» Work instructions
Could you output each line of the data that follows exactly?

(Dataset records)
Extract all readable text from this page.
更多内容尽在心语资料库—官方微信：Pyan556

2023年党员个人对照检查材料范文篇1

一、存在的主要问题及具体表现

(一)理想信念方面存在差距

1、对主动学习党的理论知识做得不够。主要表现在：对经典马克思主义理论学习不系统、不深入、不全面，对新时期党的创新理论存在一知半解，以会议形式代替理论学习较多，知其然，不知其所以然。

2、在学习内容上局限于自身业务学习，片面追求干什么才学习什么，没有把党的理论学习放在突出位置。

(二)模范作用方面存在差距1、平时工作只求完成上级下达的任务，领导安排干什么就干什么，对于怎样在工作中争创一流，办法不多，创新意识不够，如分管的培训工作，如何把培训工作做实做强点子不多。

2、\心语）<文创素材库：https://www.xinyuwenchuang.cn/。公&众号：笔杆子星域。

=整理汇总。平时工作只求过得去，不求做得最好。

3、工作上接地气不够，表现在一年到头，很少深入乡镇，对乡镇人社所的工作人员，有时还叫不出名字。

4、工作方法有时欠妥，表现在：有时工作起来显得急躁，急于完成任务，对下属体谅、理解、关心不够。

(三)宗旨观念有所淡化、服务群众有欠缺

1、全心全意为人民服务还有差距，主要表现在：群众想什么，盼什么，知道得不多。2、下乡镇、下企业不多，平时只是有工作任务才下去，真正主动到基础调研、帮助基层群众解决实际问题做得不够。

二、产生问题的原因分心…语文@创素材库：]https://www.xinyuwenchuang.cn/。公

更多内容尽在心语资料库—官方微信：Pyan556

» Solution to this task
Extract all readable text from this page.
更多内容尽在心语资料库—官方微信：Pyan556

2023年党员个人对照检查材料范文篇1

一、存在的主要问题及具体表现

(一)理想信念方面存在差距

1、对主动学习党的理论知识做得不够。主要表现在：对经典马克思主义理论学习不系统、不深入、不全面，对新时期党的创新理论存在一知半解，以会议形式代替理论学习较多，知其然，不知其所以然。

2、在学习内容上局限于自身业务学习，片面追求干什么才学习什么，没有把党的理论学习放在突出位置。

(二)模范作用方面存在差距1、平时工作只求完成上级下达的任务，领导安排干什么就干什么，对于怎样在工作中争创一流，办法不多，创新意识不够，如分管的培训工作，如何把培训工作做实做强点子不多。

2、\心语）<文创素材库：https://www.xinyuwenchuang.cn/。公&众号：笔杆子星域。

=整理汇总。平时工作只求过得去，不求做得最好。

3、工作上接地气不够，表现在一年到头，很少深入乡镇，对乡镇人社所的工作人员，有时还叫不出名字。

4、工作方法有时欠妥，表现在：有时工作起来显得急躁，急于完成任务，对下属体谅、理解、关心不够。

(三)宗旨观念有所淡化、服务群众有欠缺

1、全心全意为人民服务还有差距，主要表现在：群众想什么，盼什么，知道得不多。2、下乡镇、下企业不多，平时只是有工作任务才下去，真正主动到基础调研、帮助基层群众解决实际问题做得不够。

二、产生问题的原因分心…语文@创素材库：]https://www.xinyuwenchuang.cn/。公

更多内容尽在心语资料库—官方微信：Pyan556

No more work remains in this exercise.